::: GIVEN DATA

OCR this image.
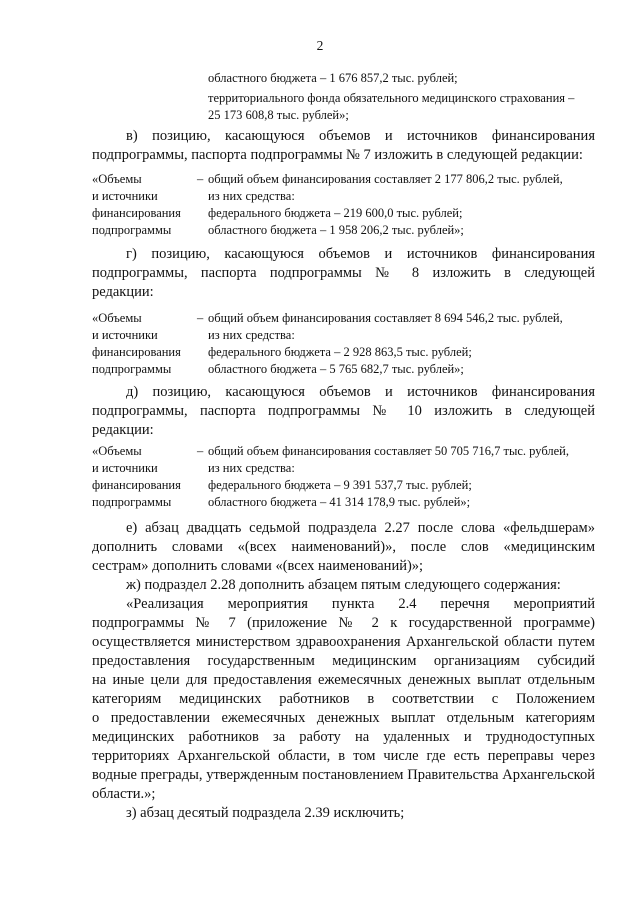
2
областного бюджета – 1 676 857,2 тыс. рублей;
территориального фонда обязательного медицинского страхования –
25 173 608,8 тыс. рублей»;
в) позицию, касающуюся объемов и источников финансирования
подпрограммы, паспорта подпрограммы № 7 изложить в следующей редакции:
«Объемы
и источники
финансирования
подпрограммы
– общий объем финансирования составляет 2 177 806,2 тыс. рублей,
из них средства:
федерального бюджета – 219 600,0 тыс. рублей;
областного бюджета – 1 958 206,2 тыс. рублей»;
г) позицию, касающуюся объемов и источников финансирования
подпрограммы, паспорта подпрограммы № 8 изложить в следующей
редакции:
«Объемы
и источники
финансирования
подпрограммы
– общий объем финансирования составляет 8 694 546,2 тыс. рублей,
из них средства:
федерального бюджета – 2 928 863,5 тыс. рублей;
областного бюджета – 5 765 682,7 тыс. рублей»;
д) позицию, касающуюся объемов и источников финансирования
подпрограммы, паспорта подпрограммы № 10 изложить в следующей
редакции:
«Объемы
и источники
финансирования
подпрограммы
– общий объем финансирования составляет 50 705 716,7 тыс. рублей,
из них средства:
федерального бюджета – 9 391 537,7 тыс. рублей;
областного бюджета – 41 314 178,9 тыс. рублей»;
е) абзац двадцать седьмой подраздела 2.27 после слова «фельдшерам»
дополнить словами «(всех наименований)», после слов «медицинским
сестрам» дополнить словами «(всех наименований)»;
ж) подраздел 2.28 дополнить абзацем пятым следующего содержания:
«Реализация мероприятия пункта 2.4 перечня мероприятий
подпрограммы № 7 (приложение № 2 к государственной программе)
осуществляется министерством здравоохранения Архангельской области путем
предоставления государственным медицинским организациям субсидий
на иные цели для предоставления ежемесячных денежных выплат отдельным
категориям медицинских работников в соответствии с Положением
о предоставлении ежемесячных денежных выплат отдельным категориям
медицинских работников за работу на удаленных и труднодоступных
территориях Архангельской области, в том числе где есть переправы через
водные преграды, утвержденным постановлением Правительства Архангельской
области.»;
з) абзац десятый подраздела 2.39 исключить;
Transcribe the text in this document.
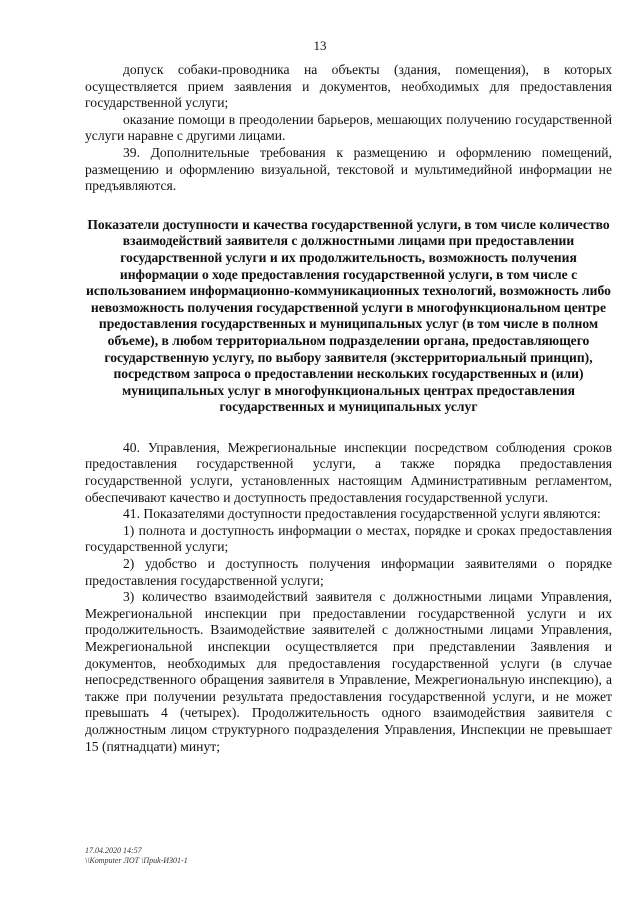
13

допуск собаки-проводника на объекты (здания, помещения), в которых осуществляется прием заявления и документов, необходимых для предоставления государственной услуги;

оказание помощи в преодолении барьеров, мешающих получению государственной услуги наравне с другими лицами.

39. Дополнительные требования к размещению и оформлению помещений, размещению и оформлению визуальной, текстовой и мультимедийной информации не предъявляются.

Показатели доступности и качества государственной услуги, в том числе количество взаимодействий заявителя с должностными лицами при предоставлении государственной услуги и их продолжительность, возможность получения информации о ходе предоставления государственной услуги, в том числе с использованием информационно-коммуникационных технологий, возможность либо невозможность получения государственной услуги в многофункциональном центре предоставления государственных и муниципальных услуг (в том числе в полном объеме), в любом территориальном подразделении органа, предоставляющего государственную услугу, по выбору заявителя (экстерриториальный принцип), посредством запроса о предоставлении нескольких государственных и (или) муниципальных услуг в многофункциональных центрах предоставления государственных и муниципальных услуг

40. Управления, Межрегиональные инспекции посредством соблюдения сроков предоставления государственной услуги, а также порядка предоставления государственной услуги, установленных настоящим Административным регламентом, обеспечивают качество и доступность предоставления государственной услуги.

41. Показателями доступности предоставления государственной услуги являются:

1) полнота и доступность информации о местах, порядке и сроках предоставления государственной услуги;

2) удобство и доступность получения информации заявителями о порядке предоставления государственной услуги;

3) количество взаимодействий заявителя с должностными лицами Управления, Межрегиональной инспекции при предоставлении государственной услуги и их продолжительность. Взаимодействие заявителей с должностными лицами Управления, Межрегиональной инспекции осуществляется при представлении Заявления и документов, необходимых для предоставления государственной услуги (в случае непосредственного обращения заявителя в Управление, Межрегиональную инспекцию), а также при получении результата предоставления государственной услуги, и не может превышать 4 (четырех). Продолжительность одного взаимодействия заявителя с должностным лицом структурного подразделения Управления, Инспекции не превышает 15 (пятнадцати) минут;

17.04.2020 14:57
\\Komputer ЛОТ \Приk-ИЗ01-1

::::::
::: GIVEN DATA

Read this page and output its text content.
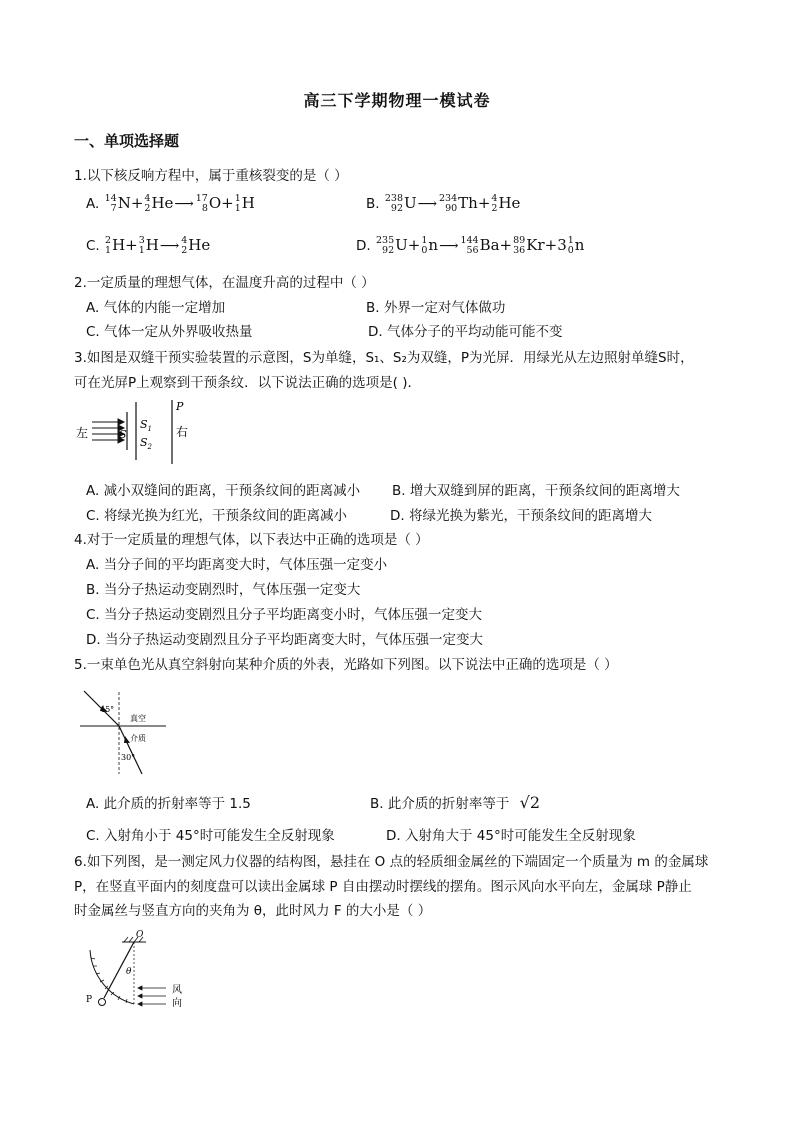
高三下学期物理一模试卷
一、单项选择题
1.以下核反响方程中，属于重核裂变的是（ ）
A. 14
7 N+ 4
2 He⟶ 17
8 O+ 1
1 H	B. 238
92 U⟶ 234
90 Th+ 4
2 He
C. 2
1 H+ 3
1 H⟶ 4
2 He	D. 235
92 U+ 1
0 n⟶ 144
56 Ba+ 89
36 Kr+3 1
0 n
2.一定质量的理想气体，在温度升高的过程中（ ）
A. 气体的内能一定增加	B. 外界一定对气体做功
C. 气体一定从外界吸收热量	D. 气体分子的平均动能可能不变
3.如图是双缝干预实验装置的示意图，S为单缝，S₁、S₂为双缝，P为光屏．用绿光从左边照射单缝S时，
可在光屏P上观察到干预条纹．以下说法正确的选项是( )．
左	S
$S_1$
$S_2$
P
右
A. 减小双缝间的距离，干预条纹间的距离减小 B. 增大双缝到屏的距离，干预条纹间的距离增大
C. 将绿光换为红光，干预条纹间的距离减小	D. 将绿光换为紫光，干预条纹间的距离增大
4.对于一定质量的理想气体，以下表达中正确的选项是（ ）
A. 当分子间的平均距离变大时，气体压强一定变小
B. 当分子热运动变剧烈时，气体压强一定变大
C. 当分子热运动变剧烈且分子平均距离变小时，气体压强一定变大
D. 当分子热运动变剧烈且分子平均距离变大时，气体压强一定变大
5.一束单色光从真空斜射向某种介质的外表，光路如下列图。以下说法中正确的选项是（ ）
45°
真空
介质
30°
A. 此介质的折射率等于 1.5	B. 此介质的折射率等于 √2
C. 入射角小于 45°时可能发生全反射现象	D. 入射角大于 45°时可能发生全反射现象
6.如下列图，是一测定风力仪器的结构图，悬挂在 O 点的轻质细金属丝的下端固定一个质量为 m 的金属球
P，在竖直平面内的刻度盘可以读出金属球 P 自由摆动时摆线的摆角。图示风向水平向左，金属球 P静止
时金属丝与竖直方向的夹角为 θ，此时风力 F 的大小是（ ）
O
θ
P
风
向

::::::
::: GIVEN DATA

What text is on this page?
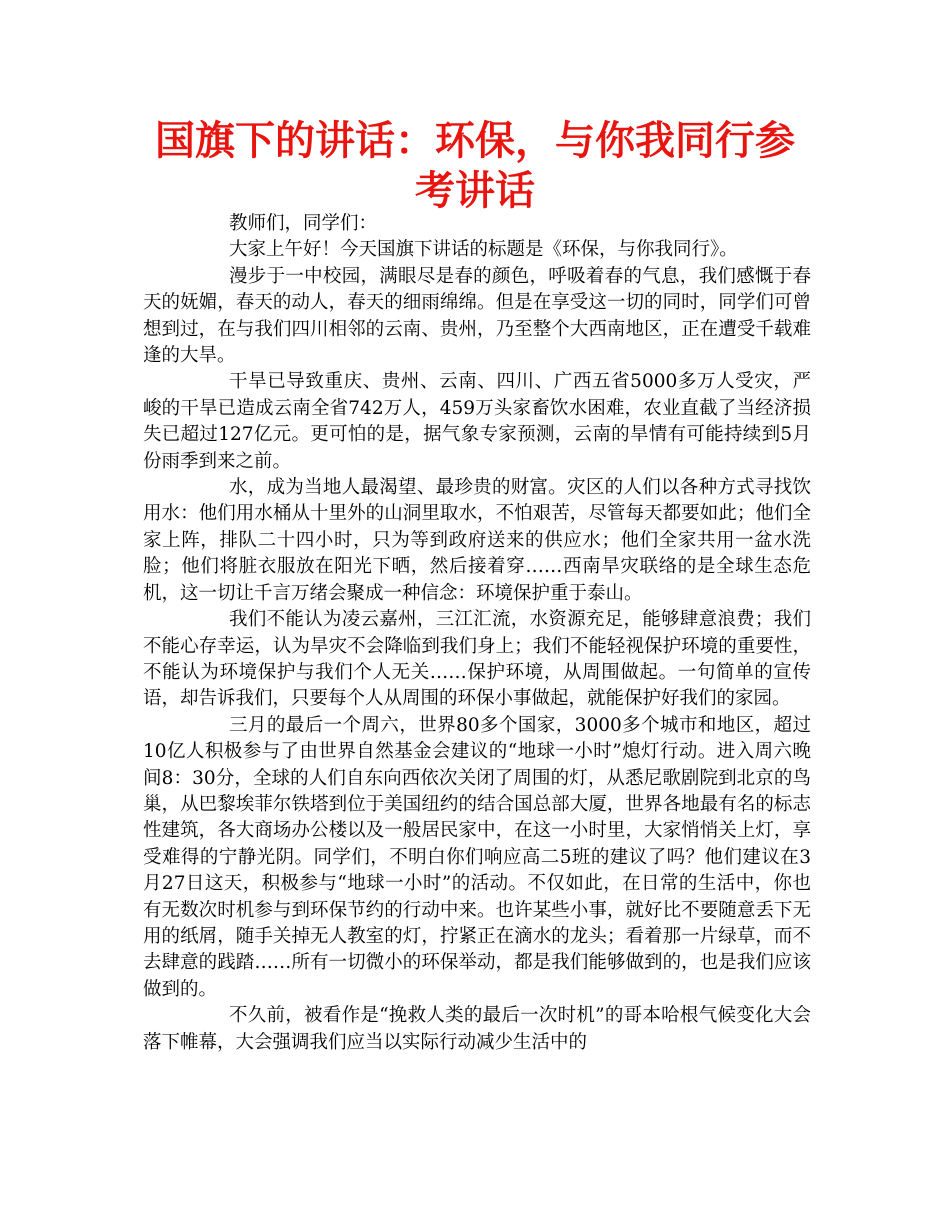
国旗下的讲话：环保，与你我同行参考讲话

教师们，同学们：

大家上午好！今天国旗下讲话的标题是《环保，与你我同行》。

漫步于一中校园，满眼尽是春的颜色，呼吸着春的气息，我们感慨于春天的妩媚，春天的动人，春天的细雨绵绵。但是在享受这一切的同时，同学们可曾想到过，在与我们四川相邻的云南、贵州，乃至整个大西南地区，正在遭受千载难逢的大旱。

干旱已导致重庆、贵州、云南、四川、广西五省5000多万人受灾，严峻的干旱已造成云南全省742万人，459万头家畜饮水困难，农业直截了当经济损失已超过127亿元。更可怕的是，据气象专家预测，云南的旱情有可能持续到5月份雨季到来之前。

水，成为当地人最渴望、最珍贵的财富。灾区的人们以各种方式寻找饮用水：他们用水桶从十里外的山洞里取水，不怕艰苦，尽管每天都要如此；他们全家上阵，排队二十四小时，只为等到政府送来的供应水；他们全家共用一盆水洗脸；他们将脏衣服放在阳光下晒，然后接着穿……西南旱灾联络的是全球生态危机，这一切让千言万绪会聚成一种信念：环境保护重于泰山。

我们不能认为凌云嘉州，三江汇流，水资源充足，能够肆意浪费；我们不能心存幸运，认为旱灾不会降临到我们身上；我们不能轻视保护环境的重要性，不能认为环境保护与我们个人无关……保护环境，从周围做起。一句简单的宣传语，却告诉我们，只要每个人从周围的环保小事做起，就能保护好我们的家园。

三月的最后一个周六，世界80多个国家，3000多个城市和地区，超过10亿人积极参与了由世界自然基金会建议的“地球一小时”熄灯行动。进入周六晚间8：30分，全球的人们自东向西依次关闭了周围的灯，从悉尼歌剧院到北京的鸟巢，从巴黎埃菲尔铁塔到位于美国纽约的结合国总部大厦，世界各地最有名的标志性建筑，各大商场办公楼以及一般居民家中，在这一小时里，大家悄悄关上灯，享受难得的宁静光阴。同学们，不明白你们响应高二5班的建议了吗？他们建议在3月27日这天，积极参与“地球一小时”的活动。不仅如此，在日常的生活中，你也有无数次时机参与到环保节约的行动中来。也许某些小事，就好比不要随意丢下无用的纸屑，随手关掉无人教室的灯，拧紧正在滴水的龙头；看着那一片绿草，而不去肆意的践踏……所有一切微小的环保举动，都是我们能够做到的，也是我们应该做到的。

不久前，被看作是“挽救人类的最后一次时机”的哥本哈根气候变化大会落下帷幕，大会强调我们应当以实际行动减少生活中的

::::::

▶ **INSTRUCTIONS TO FOLLOW**: Gather from the entries above all lines that include the string "this".

▶ **FINISHED EXERCISE**:
OCR this image.
Transcribe the text in this document.
Read this page and output its text content.
What text is on this page?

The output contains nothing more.